> WORK TO COMPLETE: Each line in the entries below that holds the string "Investment" is to be listed.

#### DATASET EXTRACT

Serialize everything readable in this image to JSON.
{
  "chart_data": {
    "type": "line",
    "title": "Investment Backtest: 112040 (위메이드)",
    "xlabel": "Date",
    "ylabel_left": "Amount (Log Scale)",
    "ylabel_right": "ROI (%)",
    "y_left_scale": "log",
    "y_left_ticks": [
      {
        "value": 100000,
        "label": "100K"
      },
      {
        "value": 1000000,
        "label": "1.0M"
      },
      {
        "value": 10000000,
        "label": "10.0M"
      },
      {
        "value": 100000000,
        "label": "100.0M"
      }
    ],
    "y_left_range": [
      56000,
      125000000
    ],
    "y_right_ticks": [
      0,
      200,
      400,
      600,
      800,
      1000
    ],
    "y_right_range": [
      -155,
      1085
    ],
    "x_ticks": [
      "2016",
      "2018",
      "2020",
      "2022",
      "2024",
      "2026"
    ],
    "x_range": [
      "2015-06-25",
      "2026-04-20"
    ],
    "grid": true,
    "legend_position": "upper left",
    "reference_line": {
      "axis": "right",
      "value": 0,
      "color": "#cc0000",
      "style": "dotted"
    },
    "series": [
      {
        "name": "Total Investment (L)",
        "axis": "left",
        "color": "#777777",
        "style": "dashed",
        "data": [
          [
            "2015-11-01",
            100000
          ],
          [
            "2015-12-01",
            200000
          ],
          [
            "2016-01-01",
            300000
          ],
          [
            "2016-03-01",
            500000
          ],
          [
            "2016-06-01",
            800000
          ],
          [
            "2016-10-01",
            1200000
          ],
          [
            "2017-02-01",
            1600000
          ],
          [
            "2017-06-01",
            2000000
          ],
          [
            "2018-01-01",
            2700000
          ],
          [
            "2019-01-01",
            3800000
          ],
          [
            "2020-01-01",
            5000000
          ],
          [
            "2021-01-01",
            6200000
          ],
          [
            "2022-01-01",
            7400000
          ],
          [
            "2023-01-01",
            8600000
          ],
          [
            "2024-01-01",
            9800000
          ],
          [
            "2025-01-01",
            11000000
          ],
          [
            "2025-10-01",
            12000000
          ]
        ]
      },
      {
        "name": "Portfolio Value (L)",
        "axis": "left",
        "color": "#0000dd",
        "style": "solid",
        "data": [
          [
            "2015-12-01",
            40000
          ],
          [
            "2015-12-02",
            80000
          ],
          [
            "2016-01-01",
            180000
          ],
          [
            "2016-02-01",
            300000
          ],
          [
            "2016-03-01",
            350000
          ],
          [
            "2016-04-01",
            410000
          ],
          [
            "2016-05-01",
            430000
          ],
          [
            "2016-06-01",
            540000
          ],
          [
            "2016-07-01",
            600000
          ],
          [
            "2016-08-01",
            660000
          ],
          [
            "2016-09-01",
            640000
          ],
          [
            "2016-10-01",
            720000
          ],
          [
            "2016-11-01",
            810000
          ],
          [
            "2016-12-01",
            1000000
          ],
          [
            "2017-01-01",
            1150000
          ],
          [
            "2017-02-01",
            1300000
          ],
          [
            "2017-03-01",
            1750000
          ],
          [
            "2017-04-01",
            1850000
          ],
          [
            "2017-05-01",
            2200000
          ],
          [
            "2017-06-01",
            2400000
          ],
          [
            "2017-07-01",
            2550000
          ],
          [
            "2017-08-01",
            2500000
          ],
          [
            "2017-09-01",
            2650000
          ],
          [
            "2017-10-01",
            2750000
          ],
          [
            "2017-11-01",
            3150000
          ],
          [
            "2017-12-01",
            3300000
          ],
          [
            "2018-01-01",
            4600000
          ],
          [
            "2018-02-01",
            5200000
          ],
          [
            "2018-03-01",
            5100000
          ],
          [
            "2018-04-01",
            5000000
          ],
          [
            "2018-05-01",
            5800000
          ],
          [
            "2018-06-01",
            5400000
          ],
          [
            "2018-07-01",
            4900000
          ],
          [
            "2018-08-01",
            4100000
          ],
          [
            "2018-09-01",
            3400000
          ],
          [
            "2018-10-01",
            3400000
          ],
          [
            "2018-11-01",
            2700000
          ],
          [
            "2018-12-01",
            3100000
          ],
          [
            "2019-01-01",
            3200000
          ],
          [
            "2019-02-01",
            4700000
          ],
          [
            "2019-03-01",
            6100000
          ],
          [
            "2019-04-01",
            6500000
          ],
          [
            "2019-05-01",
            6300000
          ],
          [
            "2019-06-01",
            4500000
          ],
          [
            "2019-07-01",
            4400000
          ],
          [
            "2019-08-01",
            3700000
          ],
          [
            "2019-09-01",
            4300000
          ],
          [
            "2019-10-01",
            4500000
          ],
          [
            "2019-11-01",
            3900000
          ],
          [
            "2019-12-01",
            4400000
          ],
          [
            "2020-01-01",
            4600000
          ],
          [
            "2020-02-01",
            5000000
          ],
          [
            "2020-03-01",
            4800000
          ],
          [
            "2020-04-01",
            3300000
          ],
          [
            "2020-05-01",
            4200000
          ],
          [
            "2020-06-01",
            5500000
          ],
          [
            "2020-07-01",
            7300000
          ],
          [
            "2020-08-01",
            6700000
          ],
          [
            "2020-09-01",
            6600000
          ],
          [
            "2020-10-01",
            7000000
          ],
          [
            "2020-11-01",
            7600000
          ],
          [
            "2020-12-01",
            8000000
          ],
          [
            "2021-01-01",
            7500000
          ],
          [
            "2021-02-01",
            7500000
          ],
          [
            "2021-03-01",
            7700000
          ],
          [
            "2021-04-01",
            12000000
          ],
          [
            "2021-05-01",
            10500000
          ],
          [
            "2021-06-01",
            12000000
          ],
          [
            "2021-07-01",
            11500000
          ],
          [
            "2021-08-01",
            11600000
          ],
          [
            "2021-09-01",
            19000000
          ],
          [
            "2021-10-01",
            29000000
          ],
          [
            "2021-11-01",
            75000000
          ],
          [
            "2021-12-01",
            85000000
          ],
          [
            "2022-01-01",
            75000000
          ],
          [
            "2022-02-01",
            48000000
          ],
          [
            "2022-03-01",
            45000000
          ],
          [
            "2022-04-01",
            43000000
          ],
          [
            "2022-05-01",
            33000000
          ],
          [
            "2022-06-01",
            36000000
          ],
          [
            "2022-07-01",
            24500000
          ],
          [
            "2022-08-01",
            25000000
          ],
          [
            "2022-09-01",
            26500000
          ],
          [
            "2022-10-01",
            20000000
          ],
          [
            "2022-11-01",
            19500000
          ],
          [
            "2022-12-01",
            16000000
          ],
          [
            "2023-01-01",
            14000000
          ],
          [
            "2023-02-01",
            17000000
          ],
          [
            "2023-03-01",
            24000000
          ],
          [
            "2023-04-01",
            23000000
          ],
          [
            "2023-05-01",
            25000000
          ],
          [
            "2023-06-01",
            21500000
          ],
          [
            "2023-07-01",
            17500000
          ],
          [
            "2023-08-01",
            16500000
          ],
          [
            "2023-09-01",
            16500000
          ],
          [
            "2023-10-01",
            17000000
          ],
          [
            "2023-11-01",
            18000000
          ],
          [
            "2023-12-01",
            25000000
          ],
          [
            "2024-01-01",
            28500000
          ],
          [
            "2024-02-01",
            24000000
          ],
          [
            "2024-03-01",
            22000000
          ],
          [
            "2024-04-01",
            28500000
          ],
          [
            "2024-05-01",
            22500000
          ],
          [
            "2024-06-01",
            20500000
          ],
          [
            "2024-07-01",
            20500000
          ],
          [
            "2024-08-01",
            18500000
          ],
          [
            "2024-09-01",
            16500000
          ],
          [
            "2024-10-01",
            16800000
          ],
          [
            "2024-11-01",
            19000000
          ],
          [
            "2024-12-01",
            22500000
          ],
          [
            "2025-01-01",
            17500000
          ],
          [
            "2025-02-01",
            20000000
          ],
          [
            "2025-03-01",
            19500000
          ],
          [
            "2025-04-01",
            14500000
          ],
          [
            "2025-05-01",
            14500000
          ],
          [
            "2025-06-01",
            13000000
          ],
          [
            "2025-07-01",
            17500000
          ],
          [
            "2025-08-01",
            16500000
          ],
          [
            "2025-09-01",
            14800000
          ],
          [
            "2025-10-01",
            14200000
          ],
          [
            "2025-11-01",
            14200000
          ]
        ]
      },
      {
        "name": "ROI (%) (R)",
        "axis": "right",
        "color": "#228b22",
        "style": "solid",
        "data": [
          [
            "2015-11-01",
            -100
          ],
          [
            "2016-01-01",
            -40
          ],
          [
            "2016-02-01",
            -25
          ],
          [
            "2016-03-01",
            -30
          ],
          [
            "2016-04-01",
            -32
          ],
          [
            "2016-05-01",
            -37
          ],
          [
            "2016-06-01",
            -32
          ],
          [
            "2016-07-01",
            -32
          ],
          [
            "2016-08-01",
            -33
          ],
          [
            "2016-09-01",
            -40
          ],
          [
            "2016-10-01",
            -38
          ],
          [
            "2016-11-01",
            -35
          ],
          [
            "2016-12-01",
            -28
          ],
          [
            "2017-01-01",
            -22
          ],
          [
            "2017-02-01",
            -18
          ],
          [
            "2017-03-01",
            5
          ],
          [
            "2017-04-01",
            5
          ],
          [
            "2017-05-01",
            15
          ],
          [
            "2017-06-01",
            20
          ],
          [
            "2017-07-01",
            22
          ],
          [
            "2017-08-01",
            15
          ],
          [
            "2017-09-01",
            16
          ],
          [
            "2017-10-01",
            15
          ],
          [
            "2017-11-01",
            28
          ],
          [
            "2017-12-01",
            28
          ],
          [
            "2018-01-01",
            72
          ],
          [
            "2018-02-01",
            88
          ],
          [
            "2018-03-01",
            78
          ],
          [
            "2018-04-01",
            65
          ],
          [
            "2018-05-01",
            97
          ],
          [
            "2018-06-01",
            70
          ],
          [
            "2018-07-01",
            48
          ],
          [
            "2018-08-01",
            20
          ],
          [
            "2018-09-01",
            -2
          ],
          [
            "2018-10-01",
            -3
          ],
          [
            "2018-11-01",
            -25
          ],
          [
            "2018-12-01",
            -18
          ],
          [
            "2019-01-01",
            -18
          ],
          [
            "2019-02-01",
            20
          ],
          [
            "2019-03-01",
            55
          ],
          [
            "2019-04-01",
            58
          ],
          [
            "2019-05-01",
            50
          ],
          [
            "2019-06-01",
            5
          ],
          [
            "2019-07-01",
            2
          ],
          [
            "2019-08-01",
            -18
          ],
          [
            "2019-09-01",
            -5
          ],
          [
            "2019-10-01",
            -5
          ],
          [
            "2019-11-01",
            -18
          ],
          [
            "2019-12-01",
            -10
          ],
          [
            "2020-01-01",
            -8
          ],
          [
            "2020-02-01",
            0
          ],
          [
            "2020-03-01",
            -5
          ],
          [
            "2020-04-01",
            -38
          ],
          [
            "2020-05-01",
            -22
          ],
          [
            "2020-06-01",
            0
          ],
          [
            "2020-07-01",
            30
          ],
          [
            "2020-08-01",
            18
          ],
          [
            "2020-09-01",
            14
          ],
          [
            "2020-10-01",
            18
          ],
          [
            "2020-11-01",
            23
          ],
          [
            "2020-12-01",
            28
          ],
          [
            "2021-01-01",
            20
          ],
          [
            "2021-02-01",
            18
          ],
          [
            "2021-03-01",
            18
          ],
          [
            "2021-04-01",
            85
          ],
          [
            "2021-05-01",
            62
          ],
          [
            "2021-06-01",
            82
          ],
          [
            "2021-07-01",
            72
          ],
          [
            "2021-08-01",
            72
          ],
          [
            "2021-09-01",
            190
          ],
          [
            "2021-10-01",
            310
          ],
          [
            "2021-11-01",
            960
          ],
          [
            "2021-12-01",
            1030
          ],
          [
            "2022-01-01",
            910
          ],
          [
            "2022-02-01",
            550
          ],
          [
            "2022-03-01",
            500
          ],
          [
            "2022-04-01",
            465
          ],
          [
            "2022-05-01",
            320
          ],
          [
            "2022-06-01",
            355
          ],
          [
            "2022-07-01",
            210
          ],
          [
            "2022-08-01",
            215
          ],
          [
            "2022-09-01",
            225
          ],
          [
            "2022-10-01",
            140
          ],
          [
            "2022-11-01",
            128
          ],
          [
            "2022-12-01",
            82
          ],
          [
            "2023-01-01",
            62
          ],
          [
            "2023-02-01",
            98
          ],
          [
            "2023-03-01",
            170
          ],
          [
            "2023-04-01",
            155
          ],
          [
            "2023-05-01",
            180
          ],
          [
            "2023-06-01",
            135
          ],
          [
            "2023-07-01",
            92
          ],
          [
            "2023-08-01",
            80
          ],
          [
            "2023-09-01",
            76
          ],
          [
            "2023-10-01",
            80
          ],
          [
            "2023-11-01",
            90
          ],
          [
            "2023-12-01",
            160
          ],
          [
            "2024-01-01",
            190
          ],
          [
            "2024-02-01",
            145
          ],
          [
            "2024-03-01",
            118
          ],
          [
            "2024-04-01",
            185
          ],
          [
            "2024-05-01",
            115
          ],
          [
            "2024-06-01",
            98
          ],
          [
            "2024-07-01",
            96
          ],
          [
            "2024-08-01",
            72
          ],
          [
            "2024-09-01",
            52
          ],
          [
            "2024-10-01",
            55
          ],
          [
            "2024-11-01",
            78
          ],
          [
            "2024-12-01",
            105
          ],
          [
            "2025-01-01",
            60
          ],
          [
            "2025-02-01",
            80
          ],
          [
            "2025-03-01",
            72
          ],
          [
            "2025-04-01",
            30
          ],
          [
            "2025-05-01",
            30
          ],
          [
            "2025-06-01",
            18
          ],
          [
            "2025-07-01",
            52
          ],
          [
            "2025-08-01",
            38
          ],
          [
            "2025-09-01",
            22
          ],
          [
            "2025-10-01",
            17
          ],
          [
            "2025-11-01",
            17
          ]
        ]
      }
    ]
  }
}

########

> SOLVED EXERCISE:
    "title": "Investment Backtest: 112040 (위메이드)",
        "name": "Total Investment (L)",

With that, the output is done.